#### [Set task]
Each entry below is to be written out exactly, and the pictures are to be left out.

[start of Data shown]

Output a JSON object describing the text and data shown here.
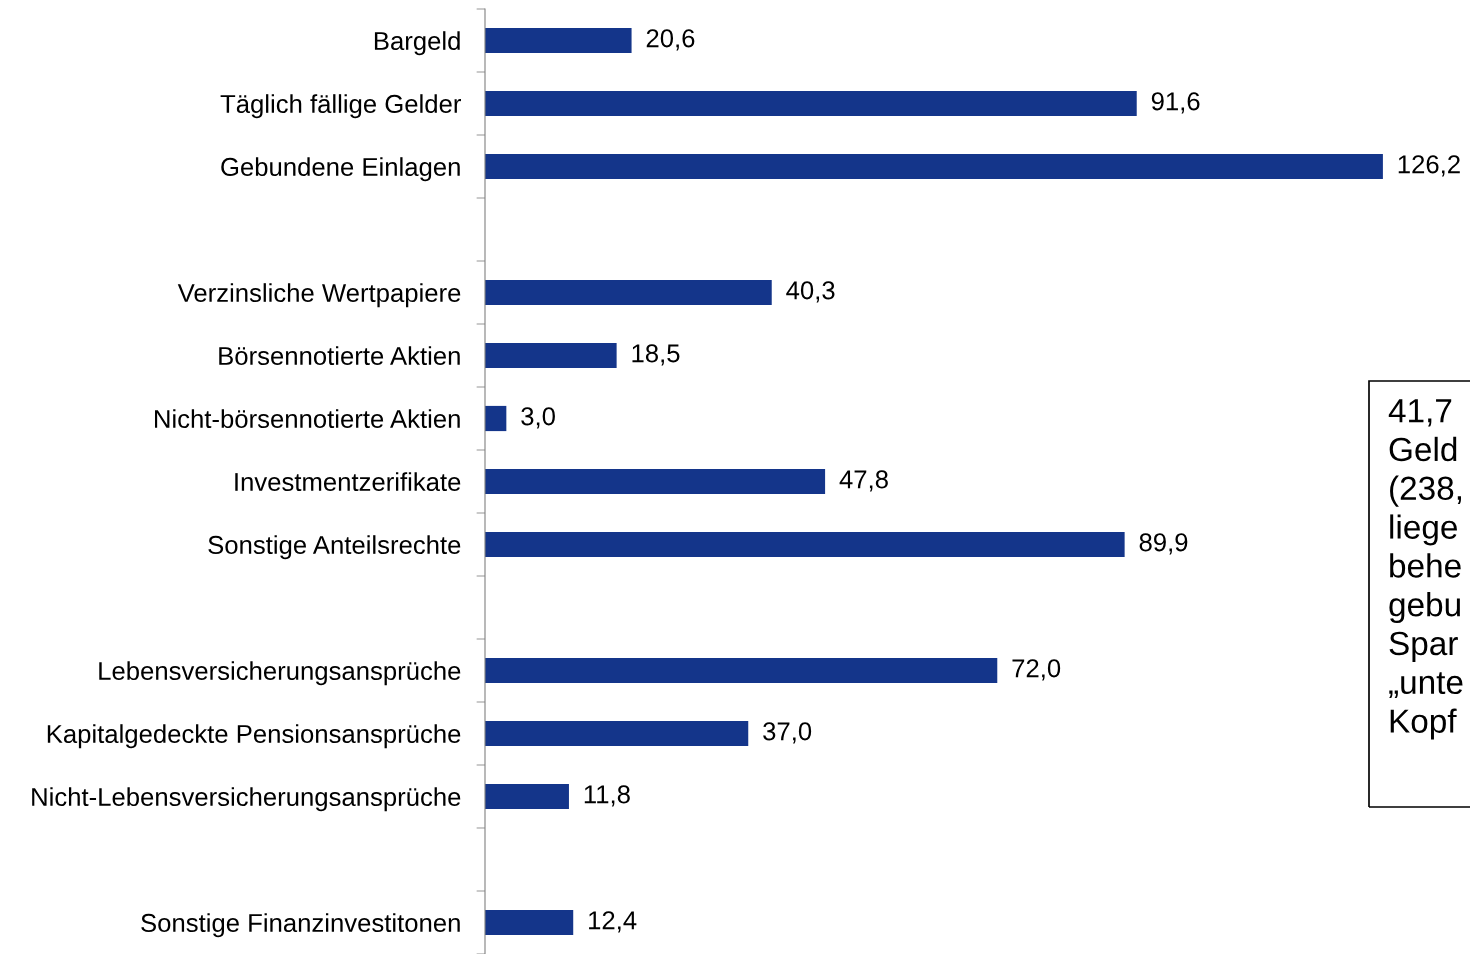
{
  "chart_data": {
    "type": "bar",
    "orientation": "horizontal",
    "data_labels": true,
    "grid": false,
    "tick_labels": "y",
    "color": "#14358a",
    "categories": [
      "Bargeld",
      "Täglich fällige Gelder",
      "Gebundene Einlagen",
      null,
      "Verzinsliche Wertpapiere",
      "Börsennotierte Aktien",
      "Nicht-börsennotierte Aktien",
      "Investmentzerifikate",
      "Sonstige Anteilsrechte",
      null,
      "Lebensversicherungsansprüche",
      "Kapitalgedeckte Pensionsansprüche",
      "Nicht-Lebensversicherungsansprüche",
      null,
      "Sonstige Finanzinvestitonen"
    ],
    "values": [
      20.6,
      91.6,
      126.2,
      null,
      40.3,
      18.5,
      3.0,
      47.8,
      89.9,
      null,
      72.0,
      37.0,
      11.8,
      null,
      12.4
    ],
    "value_labels": [
      "20,6",
      "91,6",
      "126,2",
      null,
      "40,3",
      "18,5",
      "3,0",
      "47,8",
      "89,9",
      null,
      "72,0",
      "37,0",
      "11,8",
      null,
      "12,4"
    ],
    "annotations": [
      "41,7\nGeld\n(238,\nliege\nbehe\ngebu\nSpar\n„unte\nKopf"
    ]
  }
}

[end of Data shown]

#### [Output of the task]
Output a JSON object describing the text and data shown here.
{
  "chart_data": {
    "type": "bar",
    "orientation": "horizontal",
    "data_labels": true,
    "grid": false,
    "tick_labels": "y",
    "color": "#14358a",
    "categories": [
      "Bargeld",
      "Täglich fällige Gelder",
      "Gebundene Einlagen",
      null,
      "Verzinsliche Wertpapiere",
      "Börsennotierte Aktien",
      "Nicht-börsennotierte Aktien",
      "Investmentzerifikate",
      "Sonstige Anteilsrechte",
      null,
      "Lebensversicherungsansprüche",
      "Kapitalgedeckte Pensionsansprüche",
      "Nicht-Lebensversicherungsansprüche",
      null,
      "Sonstige Finanzinvestitonen"
    ],
    "values": [
      20.6,
      91.6,
      126.2,
      null,
      40.3,
      18.5,
      3.0,
      47.8,
      89.9,
      null,
      72.0,
      37.0,
      11.8,
      null,
      12.4
    ],
    "value_labels": [
      "20,6",
      "91,6",
      "126,2",
      null,
      "40,3",
      "18,5",
      "3,0",
      "47,8",
      "89,9",
      null,
      "72,0",
      "37,0",
      "11,8",
      null,
      "12,4"
    ],
    "annotations": [
      "41,7\nGeld\n(238,\nliege\nbehe\ngebu\nSpar\n„unte\nKopf"
    ]
  }
}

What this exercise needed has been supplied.